§ GIVEN INSTRUCTION: Reproduce the listing below word for word, from its first line through the line that contains "product-name[interactable]: Gray Gazelle", including both of those lines.

§ RECORDS:
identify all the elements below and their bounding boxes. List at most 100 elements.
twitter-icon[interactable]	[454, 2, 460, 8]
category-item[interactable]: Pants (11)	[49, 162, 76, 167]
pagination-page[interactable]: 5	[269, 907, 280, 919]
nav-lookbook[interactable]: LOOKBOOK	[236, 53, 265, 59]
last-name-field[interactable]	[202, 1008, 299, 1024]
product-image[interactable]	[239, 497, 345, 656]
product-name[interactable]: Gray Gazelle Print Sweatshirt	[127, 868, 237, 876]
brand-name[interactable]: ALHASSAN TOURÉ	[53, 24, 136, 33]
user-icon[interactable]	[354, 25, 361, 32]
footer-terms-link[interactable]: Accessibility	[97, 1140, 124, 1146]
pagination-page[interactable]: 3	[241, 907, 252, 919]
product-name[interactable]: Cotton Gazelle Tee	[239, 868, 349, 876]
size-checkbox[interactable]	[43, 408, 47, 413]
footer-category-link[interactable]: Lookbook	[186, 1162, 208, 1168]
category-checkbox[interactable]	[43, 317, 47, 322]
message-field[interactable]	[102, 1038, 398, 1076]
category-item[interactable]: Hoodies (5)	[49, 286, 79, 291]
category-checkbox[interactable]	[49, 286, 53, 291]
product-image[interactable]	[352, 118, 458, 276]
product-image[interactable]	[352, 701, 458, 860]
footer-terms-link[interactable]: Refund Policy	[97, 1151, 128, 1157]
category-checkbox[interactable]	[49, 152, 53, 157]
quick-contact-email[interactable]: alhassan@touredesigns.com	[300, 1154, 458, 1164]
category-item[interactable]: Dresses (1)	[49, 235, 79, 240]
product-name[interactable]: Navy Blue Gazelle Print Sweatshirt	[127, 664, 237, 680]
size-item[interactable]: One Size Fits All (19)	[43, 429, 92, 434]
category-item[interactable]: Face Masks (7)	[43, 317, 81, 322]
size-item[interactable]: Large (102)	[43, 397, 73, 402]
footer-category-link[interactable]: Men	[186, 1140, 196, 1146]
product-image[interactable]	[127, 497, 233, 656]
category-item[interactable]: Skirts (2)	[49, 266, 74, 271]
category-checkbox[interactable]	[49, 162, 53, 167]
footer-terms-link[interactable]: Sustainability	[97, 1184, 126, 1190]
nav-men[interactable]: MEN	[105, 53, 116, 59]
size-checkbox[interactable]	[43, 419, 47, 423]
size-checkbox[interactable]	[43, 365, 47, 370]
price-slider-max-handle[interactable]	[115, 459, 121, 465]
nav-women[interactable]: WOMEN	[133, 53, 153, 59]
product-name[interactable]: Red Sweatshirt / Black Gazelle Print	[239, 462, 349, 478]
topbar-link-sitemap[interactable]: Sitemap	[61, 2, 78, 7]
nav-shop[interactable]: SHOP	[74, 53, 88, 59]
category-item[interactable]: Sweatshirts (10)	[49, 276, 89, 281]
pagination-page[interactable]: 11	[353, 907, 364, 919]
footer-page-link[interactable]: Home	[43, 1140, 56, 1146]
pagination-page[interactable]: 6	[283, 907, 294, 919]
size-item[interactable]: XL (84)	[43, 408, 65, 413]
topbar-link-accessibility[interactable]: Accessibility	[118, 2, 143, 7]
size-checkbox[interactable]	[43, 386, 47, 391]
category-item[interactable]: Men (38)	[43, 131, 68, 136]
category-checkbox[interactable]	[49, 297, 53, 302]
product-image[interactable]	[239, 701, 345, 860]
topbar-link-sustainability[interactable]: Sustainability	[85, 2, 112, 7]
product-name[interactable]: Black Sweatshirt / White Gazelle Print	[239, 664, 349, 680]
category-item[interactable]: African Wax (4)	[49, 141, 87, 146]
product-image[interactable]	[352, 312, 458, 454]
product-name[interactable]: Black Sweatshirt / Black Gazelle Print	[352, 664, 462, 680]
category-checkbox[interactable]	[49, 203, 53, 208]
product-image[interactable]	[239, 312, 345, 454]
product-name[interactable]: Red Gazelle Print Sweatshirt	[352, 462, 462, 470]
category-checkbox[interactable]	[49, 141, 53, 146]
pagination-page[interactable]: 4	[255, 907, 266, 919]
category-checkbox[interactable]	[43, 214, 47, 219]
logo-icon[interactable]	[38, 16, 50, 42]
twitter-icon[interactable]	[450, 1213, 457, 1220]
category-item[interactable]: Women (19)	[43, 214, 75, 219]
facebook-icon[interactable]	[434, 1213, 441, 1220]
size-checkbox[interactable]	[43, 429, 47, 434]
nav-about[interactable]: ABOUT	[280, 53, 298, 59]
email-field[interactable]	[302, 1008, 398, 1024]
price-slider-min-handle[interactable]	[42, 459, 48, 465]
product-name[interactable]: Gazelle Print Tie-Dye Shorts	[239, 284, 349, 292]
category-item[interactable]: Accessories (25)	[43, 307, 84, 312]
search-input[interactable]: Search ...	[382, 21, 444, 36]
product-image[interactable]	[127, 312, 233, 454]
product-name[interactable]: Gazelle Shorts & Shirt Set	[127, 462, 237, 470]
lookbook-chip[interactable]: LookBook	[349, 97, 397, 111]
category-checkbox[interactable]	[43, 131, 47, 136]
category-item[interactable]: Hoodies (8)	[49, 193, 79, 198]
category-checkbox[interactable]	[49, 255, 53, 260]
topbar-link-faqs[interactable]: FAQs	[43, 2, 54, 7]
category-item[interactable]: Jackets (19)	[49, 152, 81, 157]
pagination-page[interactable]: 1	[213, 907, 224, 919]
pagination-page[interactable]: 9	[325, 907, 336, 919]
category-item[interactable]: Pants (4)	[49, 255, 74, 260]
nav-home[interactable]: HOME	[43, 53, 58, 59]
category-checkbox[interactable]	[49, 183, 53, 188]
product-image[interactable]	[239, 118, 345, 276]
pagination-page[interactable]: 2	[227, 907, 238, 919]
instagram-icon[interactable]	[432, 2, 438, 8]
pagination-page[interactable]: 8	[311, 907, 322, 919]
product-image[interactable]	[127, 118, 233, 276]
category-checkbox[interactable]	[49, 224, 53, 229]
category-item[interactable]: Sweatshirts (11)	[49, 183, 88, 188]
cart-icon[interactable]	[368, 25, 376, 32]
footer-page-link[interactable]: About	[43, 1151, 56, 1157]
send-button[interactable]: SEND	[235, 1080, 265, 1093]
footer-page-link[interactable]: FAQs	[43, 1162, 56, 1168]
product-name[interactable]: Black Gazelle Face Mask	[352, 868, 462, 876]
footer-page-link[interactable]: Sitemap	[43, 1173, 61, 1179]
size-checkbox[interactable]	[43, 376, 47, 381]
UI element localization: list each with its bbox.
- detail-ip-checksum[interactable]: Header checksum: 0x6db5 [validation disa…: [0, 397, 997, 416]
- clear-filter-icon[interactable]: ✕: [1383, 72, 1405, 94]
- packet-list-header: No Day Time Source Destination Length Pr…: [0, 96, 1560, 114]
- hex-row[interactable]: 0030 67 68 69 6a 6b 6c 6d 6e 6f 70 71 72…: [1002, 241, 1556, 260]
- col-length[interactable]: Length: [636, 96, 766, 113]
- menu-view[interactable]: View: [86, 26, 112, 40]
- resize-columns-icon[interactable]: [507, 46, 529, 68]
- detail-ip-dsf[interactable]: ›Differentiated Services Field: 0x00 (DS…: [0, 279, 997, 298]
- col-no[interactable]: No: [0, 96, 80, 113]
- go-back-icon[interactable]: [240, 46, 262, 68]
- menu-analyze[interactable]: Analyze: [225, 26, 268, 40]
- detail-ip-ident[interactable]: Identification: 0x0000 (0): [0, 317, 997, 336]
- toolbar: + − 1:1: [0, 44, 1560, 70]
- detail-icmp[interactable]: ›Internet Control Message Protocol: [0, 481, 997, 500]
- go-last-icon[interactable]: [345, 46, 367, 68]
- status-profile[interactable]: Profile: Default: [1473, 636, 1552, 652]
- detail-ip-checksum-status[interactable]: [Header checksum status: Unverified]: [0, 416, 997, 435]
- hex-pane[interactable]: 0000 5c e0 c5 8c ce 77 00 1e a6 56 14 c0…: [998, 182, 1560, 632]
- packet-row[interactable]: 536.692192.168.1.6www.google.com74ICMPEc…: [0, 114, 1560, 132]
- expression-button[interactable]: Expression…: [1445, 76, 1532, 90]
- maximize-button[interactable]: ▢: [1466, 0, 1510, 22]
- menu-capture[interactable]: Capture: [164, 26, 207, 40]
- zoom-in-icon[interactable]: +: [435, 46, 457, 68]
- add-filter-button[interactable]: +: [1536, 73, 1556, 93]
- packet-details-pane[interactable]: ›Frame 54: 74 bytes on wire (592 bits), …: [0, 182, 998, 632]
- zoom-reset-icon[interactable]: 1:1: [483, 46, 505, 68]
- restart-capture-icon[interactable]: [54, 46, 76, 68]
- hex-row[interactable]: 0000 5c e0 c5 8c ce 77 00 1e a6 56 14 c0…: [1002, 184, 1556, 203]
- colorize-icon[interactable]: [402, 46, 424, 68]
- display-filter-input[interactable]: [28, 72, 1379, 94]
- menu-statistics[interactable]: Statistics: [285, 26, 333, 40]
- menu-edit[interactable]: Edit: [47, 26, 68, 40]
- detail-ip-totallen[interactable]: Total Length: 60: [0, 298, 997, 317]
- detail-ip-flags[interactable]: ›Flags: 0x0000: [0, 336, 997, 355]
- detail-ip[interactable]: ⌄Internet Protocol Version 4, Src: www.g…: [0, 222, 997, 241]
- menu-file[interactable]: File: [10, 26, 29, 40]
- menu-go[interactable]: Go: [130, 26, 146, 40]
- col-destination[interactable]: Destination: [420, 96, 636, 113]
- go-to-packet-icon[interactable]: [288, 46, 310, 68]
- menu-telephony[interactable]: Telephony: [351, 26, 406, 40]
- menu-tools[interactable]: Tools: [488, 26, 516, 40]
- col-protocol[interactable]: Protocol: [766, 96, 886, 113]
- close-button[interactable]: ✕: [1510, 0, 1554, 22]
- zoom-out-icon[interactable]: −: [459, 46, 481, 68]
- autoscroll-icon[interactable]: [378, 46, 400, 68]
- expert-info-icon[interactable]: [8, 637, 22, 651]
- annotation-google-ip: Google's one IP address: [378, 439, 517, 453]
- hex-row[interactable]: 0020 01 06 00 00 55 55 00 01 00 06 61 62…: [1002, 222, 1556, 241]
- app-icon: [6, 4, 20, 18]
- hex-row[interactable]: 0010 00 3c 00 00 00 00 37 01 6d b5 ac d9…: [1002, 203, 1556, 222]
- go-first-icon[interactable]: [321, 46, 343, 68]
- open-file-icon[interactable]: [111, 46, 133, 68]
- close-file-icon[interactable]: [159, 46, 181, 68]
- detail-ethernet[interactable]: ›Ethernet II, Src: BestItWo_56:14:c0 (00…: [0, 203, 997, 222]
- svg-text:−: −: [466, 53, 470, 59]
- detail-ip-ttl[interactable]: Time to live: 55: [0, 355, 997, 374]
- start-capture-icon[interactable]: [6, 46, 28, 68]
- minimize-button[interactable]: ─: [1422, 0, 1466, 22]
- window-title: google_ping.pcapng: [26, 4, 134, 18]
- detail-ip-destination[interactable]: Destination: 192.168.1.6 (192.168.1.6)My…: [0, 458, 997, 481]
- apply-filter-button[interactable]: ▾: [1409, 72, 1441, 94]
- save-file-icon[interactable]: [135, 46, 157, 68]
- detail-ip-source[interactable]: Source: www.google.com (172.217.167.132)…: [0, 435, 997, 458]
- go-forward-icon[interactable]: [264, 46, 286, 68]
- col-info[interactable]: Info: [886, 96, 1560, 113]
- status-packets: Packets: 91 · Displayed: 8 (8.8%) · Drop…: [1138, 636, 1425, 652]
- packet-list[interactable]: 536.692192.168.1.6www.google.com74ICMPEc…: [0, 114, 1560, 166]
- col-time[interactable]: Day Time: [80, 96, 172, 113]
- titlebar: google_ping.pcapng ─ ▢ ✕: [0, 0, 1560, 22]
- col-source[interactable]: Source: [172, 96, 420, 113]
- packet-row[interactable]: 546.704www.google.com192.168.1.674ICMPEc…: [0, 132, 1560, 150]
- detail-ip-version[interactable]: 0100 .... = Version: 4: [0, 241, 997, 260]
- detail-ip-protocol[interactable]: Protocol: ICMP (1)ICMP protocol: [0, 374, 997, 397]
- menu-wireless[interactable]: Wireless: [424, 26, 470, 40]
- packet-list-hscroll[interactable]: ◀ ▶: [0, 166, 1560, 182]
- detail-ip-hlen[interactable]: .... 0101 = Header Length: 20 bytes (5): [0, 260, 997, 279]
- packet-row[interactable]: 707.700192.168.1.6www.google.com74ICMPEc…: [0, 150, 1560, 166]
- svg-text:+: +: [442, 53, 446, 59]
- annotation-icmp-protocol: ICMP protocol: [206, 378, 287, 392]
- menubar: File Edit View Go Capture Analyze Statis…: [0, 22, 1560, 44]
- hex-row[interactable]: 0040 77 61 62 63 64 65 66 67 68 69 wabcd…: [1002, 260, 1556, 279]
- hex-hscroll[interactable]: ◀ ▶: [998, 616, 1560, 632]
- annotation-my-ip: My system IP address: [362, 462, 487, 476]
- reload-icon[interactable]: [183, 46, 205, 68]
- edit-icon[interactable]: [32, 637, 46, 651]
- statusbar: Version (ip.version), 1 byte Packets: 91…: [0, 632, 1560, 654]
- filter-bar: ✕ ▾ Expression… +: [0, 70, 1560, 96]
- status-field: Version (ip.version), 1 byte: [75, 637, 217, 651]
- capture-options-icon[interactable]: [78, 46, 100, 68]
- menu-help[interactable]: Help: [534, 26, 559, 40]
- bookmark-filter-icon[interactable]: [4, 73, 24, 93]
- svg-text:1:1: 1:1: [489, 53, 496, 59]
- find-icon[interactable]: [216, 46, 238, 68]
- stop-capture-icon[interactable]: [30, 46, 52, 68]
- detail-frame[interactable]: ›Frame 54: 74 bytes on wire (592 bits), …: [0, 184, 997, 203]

§ EXERCISE ANSWER:
identify all the elements below and their bounding boxes. List at most 100 elements.
twitter-icon[interactable]	[454, 2, 460, 8]
category-item[interactable]: Pants (11)	[49, 162, 76, 167]
pagination-page[interactable]: 5	[269, 907, 280, 919]
nav-lookbook[interactable]: LOOKBOOK	[236, 53, 265, 59]
last-name-field[interactable]	[202, 1008, 299, 1024]
product-image[interactable]	[239, 497, 345, 656]
product-name[interactable]: Gray Gazelle Print Sweatshirt	[127, 868, 237, 876]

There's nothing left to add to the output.